Do this - Write out the entries verbatim and leave the images out of the copy.

▬▬▬▬▬▬▬▬▬▬

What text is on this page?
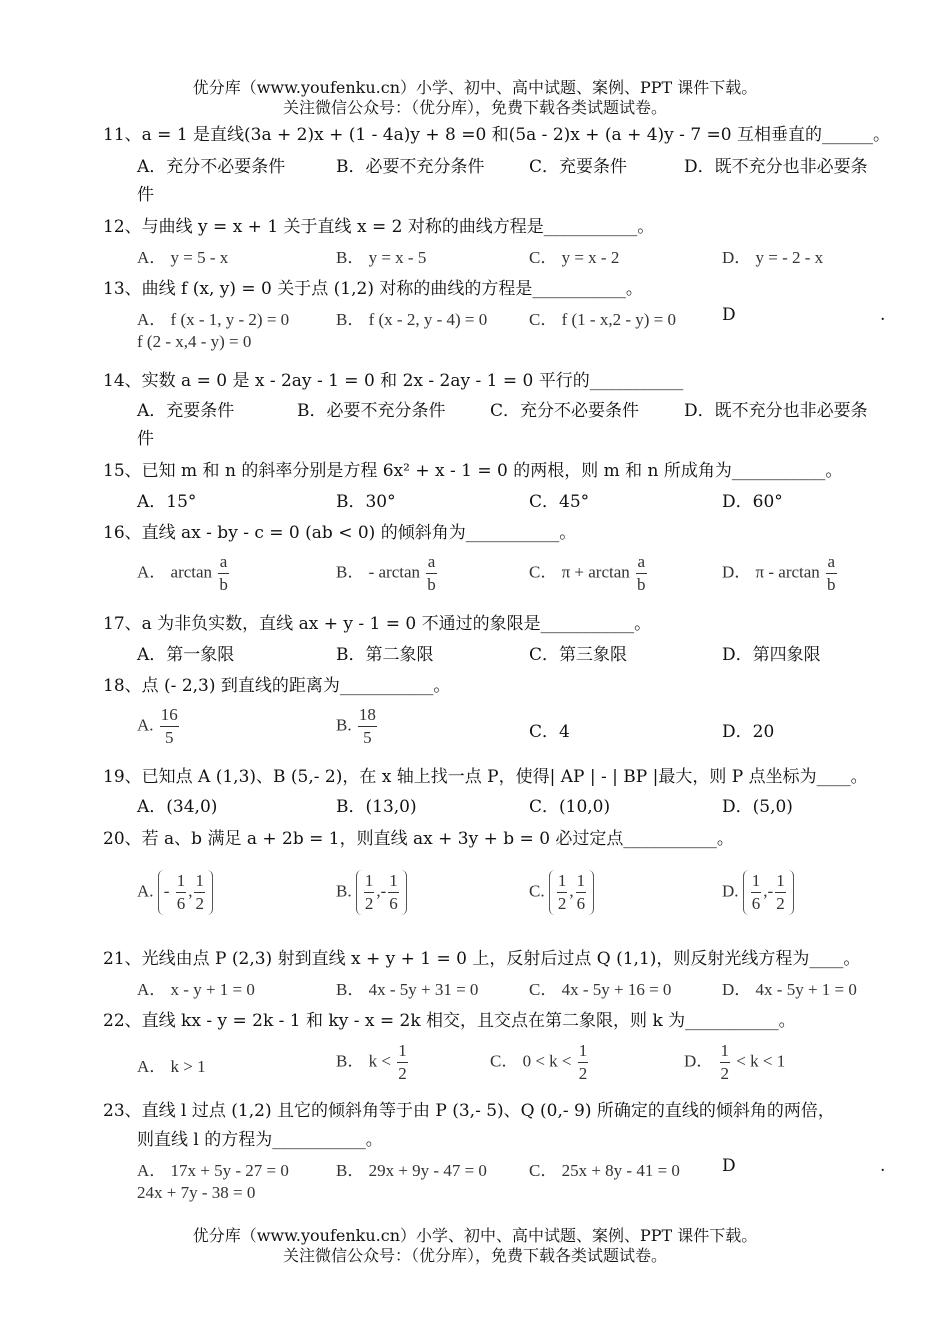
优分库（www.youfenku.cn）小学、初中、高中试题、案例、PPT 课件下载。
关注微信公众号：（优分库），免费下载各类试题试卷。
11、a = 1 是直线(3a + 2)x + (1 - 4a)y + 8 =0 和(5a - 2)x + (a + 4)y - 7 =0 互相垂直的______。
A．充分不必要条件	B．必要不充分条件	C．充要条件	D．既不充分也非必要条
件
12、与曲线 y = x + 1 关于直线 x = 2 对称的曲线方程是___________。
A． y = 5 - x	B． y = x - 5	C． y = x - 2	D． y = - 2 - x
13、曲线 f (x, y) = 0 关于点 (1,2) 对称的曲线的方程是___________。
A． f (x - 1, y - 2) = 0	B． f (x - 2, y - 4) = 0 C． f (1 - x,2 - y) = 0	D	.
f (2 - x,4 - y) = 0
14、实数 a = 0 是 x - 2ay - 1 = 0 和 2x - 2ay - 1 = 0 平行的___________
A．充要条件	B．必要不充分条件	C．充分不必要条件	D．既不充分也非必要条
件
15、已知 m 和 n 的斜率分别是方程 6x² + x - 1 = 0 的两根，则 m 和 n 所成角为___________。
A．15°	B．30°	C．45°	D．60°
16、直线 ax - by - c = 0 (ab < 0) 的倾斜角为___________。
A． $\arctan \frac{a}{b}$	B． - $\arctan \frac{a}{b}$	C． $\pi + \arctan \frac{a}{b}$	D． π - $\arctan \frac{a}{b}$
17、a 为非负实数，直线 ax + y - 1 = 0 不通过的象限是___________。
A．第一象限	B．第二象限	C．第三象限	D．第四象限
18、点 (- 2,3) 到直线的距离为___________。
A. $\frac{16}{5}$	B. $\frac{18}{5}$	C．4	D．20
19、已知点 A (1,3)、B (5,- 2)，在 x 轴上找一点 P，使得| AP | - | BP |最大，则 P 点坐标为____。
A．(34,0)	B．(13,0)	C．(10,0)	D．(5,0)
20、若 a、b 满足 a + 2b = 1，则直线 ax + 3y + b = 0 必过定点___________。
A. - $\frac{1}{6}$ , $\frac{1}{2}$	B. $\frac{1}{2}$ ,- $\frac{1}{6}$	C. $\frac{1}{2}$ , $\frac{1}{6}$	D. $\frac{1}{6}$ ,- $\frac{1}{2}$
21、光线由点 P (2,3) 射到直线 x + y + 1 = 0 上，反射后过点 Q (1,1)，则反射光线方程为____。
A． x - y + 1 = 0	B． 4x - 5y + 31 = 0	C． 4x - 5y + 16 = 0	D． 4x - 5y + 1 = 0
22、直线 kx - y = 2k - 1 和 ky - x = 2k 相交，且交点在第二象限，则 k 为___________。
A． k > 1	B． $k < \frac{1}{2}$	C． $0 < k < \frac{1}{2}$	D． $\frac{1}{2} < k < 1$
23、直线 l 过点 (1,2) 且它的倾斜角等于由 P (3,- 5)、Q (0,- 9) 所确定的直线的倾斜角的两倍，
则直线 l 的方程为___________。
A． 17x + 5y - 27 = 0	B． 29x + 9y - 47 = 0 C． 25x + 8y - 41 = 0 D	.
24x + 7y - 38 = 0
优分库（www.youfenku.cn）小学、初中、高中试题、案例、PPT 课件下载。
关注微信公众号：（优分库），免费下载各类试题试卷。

▬▬▬▬▬▬▬▬▬▬

Expected output -
What text is on this page?
优分库（www.youfenku.cn）小学、初中、高中试题、案例、PPT 课件下载。
关注微信公众号：（优分库），免费下载各类试题试卷。
11、a = 1 是直线(3a + 2)x + (1 - 4a)y + 8 =0 和(5a - 2)x + (a + 4)y - 7 =0 互相垂直的______。
A．充分不必要条件	B．必要不充分条件	C．充要条件	D．既不充分也非必要条
件
12、与曲线 y = x + 1 关于直线 x = 2 对称的曲线方程是___________。
A． y = 5 - x	B． y = x - 5	C． y = x - 2	D． y = - 2 - x
13、曲线 f (x, y) = 0 关于点 (1,2) 对称的曲线的方程是___________。
A． f (x - 1, y - 2) = 0	B． f (x - 2, y - 4) = 0 C． f (1 - x,2 - y) = 0	D	.
f (2 - x,4 - y) = 0
14、实数 a = 0 是 x - 2ay - 1 = 0 和 2x - 2ay - 1 = 0 平行的___________
A．充要条件	B．必要不充分条件	C．充分不必要条件	D．既不充分也非必要条
件
15、已知 m 和 n 的斜率分别是方程 6x² + x - 1 = 0 的两根，则 m 和 n 所成角为___________。
A．15°	B．30°	C．45°	D．60°
16、直线 ax - by - c = 0 (ab < 0) 的倾斜角为___________。
A． $\arctan \frac{a}{b}$	B． - $\arctan \frac{a}{b}$	C． $\pi + \arctan \frac{a}{b}$	D． π - $\arctan \frac{a}{b}$
17、a 为非负实数，直线 ax + y - 1 = 0 不通过的象限是___________。
A．第一象限	B．第二象限	C．第三象限	D．第四象限
18、点 (- 2,3) 到直线的距离为___________。
A. $\frac{16}{5}$	B. $\frac{18}{5}$	C．4	D．20
19、已知点 A (1,3)、B (5,- 2)，在 x 轴上找一点 P，使得| AP | - | BP |最大，则 P 点坐标为____。
A．(34,0)	B．(13,0)	C．(10,0)	D．(5,0)
20、若 a、b 满足 a + 2b = 1，则直线 ax + 3y + b = 0 必过定点___________。
A. - $\frac{1}{6}$ , $\frac{1}{2}$	B. $\frac{1}{2}$ ,- $\frac{1}{6}$	C. $\frac{1}{2}$ , $\frac{1}{6}$	D. $\frac{1}{6}$ ,- $\frac{1}{2}$
21、光线由点 P (2,3) 射到直线 x + y + 1 = 0 上，反射后过点 Q (1,1)，则反射光线方程为____。
A． x - y + 1 = 0	B． 4x - 5y + 31 = 0	C． 4x - 5y + 16 = 0	D． 4x - 5y + 1 = 0
22、直线 kx - y = 2k - 1 和 ky - x = 2k 相交，且交点在第二象限，则 k 为___________。
A． k > 1	B． $k < \frac{1}{2}$	C． $0 < k < \frac{1}{2}$	D． $\frac{1}{2} < k < 1$
23、直线 l 过点 (1,2) 且它的倾斜角等于由 P (3,- 5)、Q (0,- 9) 所确定的直线的倾斜角的两倍，
则直线 l 的方程为___________。
A． 17x + 5y - 27 = 0	B． 29x + 9y - 47 = 0 C． 25x + 8y - 41 = 0 D	.
24x + 7y - 38 = 0
优分库（www.youfenku.cn）小学、初中、高中试题、案例、PPT 课件下载。
关注微信公众号：（优分库），免费下载各类试题试卷。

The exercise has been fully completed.